Given task:
Determine how many lines of the entries contain "from". Reply with that number alone.

Recorded data:
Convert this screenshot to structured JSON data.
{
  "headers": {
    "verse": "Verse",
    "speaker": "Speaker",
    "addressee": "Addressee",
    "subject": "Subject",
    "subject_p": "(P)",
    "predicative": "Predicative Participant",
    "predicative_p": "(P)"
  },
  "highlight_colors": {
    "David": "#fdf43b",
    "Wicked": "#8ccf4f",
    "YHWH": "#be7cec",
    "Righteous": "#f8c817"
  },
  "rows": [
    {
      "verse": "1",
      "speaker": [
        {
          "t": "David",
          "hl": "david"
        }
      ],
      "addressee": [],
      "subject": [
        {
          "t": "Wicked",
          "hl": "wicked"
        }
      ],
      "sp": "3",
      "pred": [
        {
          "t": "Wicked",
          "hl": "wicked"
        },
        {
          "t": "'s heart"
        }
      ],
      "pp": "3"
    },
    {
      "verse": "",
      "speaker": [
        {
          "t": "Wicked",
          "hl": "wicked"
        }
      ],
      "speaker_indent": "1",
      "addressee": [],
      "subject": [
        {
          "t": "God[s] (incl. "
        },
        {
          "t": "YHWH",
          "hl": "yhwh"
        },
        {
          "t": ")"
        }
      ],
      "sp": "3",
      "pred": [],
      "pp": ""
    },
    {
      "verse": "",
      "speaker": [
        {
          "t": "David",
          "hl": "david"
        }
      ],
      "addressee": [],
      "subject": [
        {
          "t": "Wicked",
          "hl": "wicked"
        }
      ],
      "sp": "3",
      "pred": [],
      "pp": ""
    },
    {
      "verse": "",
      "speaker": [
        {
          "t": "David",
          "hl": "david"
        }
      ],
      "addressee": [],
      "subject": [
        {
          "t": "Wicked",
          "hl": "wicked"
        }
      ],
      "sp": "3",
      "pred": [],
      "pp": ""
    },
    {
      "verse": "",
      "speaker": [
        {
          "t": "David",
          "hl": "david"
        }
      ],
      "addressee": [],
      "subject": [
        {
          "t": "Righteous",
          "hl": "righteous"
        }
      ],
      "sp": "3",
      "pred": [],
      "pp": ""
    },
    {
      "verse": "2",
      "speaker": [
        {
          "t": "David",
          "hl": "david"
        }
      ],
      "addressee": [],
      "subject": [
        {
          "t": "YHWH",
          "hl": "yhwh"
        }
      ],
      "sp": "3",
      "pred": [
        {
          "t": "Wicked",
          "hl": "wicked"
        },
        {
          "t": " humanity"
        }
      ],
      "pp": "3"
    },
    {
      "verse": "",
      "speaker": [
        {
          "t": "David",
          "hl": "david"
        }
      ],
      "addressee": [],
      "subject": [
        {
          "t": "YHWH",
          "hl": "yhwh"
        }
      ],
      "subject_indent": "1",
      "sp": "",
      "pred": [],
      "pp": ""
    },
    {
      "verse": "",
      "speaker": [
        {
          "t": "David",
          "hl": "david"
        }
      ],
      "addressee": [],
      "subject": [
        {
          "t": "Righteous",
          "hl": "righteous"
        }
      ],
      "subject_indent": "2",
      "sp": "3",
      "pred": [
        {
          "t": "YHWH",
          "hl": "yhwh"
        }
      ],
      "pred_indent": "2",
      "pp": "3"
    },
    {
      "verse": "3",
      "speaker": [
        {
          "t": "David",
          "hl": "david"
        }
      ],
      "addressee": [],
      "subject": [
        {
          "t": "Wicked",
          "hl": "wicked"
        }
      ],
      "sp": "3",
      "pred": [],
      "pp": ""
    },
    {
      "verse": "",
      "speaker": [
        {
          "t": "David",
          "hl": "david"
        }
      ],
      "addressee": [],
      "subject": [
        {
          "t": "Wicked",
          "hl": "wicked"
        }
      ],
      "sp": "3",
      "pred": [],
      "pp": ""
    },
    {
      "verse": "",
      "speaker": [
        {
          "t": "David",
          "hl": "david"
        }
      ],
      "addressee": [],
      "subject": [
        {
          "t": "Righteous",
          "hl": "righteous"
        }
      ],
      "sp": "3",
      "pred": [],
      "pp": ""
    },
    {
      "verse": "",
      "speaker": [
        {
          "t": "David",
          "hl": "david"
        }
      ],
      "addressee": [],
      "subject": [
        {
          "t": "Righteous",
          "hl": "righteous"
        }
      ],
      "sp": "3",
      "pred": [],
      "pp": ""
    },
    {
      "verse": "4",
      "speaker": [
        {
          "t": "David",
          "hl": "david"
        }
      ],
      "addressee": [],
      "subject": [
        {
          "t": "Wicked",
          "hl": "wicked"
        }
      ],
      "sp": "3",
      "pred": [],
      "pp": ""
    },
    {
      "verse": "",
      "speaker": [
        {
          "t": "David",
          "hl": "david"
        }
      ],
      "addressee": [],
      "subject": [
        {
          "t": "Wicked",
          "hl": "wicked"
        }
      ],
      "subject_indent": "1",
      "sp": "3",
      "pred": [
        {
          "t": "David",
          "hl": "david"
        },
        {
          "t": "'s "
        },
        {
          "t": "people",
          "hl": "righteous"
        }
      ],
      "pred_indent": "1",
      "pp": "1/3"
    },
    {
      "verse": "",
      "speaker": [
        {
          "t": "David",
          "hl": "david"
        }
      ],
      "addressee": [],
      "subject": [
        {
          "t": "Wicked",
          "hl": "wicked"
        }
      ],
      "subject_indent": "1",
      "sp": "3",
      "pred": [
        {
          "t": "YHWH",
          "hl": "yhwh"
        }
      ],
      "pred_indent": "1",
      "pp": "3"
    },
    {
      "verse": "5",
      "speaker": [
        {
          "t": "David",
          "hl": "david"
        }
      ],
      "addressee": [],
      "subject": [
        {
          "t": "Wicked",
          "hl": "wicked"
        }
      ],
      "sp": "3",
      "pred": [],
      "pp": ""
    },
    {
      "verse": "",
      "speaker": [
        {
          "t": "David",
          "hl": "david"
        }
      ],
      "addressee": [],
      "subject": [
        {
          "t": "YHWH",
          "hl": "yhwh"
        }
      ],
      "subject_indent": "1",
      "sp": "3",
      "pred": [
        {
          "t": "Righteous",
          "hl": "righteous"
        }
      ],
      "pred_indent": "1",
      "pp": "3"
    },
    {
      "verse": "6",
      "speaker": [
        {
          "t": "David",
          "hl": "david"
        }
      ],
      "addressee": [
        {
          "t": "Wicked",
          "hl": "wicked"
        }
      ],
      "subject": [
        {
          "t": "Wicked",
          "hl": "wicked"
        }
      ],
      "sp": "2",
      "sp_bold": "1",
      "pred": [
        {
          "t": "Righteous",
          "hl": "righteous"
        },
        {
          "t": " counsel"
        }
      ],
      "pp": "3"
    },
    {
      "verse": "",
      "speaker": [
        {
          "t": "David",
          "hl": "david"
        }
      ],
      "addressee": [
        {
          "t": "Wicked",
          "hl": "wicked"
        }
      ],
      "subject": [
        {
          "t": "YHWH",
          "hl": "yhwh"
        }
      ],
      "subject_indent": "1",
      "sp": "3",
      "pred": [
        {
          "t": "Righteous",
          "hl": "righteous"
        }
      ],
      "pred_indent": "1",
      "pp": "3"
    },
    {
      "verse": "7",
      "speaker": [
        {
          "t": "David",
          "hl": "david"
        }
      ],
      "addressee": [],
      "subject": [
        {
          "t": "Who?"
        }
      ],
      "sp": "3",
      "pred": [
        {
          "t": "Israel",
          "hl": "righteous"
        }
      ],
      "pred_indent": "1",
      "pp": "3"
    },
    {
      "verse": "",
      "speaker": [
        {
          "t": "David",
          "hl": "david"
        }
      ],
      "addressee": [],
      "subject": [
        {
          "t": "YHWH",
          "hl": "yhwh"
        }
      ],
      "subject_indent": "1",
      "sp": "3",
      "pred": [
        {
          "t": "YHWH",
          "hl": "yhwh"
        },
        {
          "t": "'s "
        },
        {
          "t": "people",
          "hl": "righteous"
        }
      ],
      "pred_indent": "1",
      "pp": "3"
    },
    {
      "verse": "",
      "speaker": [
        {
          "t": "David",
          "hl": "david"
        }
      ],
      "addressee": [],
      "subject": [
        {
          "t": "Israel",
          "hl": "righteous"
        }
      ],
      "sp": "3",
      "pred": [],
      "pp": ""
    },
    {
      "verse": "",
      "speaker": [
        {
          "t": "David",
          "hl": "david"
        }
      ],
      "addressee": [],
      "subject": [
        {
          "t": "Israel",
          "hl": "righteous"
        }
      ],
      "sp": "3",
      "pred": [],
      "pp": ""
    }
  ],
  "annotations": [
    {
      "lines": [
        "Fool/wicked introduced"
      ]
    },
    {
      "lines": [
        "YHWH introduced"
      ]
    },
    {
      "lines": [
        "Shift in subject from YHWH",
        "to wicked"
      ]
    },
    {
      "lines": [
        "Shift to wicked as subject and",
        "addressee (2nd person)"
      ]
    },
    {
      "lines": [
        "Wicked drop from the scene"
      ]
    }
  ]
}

The answer:
2